## SET EXERCISE
Extract from the listing each line in which the word "ylabel" appears.

## RECORDS FOR THIS EXERCISE

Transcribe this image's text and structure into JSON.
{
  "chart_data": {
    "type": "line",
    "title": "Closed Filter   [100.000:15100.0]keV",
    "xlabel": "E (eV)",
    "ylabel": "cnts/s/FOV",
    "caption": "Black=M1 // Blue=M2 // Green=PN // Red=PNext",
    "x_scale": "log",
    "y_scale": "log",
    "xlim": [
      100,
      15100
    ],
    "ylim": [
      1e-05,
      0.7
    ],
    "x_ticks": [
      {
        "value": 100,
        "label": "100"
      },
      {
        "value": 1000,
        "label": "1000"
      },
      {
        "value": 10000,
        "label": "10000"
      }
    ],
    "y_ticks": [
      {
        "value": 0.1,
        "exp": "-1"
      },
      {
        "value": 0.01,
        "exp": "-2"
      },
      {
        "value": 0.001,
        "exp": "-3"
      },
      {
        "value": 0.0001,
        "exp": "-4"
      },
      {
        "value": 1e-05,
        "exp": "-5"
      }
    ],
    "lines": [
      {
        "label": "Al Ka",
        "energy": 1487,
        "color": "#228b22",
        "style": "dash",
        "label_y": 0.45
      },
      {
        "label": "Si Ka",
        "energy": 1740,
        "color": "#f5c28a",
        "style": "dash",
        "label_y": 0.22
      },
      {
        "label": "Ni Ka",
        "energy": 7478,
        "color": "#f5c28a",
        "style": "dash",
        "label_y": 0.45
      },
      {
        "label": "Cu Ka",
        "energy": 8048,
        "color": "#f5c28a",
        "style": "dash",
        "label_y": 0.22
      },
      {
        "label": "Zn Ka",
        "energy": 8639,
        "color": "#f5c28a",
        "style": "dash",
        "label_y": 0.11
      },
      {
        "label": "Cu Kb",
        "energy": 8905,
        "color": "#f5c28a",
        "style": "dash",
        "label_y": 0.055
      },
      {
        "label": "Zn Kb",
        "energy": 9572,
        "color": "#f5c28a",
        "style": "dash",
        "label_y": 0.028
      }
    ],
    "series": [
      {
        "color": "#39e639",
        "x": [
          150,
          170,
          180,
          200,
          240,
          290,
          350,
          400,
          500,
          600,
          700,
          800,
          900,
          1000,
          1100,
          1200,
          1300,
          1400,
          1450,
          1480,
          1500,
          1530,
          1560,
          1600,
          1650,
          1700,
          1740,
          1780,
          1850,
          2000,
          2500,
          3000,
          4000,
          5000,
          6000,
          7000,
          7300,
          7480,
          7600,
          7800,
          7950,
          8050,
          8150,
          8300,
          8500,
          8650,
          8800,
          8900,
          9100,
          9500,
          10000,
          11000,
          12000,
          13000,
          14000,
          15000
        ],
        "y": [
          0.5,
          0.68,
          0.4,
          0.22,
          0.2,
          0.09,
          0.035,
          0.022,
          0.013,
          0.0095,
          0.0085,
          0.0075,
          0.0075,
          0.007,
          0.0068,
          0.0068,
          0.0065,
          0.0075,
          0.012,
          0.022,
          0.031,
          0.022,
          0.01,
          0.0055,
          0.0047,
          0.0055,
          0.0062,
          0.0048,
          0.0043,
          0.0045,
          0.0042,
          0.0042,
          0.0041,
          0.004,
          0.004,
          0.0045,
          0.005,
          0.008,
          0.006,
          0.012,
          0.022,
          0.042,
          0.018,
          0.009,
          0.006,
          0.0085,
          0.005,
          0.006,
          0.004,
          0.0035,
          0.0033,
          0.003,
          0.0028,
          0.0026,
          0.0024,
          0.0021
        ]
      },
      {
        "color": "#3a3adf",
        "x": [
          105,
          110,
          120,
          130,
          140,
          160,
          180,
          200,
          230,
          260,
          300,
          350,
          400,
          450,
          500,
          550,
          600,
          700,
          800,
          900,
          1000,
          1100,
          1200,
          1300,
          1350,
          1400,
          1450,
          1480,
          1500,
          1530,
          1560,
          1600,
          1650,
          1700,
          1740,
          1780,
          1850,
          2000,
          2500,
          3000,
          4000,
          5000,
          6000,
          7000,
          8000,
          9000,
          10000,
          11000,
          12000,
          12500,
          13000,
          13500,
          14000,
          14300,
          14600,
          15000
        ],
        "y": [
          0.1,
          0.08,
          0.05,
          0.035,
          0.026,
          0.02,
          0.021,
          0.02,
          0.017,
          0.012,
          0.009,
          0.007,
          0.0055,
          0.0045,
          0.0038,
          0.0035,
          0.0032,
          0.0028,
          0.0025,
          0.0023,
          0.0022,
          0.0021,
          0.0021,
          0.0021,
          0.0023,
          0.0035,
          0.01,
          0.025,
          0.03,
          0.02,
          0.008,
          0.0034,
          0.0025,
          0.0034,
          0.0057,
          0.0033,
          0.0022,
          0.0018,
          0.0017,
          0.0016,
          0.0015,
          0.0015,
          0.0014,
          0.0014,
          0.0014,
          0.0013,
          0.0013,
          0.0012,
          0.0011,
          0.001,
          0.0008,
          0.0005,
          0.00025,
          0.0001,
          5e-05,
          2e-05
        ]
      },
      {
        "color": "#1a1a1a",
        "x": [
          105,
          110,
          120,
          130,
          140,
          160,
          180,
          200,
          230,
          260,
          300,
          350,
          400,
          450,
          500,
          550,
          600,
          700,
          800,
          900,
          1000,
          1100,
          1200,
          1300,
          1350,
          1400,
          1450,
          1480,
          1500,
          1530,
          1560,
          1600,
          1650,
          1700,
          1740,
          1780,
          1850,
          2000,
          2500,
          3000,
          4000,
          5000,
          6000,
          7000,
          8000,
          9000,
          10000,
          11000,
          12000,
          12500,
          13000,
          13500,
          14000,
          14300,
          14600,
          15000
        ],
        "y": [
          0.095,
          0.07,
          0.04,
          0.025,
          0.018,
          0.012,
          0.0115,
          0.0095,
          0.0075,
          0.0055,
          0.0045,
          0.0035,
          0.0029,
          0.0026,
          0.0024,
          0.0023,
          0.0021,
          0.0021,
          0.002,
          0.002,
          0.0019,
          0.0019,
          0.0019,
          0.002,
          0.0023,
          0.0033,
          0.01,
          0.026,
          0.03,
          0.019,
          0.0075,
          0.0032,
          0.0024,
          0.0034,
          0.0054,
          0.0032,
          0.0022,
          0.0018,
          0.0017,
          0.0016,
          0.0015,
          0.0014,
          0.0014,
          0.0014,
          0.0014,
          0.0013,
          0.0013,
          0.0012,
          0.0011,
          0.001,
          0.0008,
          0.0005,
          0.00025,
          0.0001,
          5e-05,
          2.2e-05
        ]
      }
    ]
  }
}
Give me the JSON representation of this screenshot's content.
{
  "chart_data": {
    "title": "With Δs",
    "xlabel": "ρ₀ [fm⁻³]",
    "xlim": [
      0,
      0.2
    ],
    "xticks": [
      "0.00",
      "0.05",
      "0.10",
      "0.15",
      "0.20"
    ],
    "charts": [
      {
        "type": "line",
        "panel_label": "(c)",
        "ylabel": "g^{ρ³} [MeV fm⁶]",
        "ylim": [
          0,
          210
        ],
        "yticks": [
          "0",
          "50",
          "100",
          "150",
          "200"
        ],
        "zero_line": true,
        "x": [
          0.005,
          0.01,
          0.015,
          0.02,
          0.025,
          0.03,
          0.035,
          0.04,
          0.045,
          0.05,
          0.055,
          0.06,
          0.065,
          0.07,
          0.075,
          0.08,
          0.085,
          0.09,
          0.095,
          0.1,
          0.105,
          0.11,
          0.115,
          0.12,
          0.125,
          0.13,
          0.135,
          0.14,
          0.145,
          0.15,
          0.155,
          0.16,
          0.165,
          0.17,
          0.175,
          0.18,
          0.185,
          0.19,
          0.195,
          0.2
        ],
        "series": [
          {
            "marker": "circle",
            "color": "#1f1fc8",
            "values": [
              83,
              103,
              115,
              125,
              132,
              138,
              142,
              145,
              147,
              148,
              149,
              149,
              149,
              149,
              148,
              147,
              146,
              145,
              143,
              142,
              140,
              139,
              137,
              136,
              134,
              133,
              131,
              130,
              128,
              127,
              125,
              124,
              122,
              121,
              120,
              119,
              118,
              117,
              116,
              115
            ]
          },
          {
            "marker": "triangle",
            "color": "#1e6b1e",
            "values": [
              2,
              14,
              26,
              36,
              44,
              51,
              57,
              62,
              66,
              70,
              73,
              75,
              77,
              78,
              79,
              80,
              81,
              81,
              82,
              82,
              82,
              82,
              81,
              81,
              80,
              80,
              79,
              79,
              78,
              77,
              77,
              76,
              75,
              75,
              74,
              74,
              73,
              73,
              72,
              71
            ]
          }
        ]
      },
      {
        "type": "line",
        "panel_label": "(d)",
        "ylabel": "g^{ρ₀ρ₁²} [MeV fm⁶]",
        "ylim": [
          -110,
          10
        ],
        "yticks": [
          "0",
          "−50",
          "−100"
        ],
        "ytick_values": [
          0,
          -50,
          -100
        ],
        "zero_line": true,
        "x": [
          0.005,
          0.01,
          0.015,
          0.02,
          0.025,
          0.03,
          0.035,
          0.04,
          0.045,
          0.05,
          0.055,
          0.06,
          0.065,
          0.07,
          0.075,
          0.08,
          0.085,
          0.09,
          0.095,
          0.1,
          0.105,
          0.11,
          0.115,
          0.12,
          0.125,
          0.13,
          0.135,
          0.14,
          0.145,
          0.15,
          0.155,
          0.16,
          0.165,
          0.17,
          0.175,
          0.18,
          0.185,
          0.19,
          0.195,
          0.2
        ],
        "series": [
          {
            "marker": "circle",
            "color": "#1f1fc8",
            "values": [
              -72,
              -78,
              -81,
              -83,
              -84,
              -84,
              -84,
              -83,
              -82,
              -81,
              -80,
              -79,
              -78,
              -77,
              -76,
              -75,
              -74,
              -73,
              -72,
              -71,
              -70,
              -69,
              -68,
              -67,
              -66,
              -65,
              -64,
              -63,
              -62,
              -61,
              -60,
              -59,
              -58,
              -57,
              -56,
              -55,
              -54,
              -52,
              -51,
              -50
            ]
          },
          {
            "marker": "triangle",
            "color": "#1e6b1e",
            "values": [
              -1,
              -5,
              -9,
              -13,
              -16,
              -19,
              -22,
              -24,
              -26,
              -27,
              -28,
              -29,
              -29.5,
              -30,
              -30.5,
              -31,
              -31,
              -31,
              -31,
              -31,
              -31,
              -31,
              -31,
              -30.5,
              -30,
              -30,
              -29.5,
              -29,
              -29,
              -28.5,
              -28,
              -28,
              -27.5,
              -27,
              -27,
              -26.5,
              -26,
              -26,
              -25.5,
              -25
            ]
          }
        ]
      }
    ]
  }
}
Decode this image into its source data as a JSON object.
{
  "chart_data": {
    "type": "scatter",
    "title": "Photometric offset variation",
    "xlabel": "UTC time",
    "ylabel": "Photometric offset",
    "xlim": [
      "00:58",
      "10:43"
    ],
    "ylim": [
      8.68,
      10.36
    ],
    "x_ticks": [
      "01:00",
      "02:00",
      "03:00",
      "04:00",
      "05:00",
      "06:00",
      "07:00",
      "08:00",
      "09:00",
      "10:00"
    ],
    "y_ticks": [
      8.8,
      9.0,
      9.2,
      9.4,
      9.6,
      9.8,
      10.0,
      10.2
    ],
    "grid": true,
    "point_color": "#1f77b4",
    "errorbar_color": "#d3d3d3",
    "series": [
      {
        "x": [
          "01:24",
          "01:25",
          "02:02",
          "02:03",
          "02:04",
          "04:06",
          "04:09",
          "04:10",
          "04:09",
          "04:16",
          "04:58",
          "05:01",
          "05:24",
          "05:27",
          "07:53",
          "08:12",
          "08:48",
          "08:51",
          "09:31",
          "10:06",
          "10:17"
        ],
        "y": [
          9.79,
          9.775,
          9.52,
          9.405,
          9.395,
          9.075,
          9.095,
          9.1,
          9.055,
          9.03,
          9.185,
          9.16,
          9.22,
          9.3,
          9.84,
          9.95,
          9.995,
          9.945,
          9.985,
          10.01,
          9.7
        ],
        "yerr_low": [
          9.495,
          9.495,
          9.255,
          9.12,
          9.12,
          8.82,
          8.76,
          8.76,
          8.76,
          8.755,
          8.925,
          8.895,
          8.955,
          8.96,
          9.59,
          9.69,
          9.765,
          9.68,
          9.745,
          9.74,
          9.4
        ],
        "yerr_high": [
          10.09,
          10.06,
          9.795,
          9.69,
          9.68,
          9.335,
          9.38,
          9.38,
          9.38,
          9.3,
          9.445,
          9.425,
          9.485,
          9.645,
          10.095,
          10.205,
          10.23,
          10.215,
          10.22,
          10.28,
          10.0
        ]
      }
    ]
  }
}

## RESULT OF THIS TASK
    "ylabel": "cnts/s/FOV",
        "ylabel": "g^{ρ³} [MeV fm⁶]",
        "ylabel": "g^{ρ₀ρ₁²} [MeV fm⁶]",
    "ylabel": "Photometric offset",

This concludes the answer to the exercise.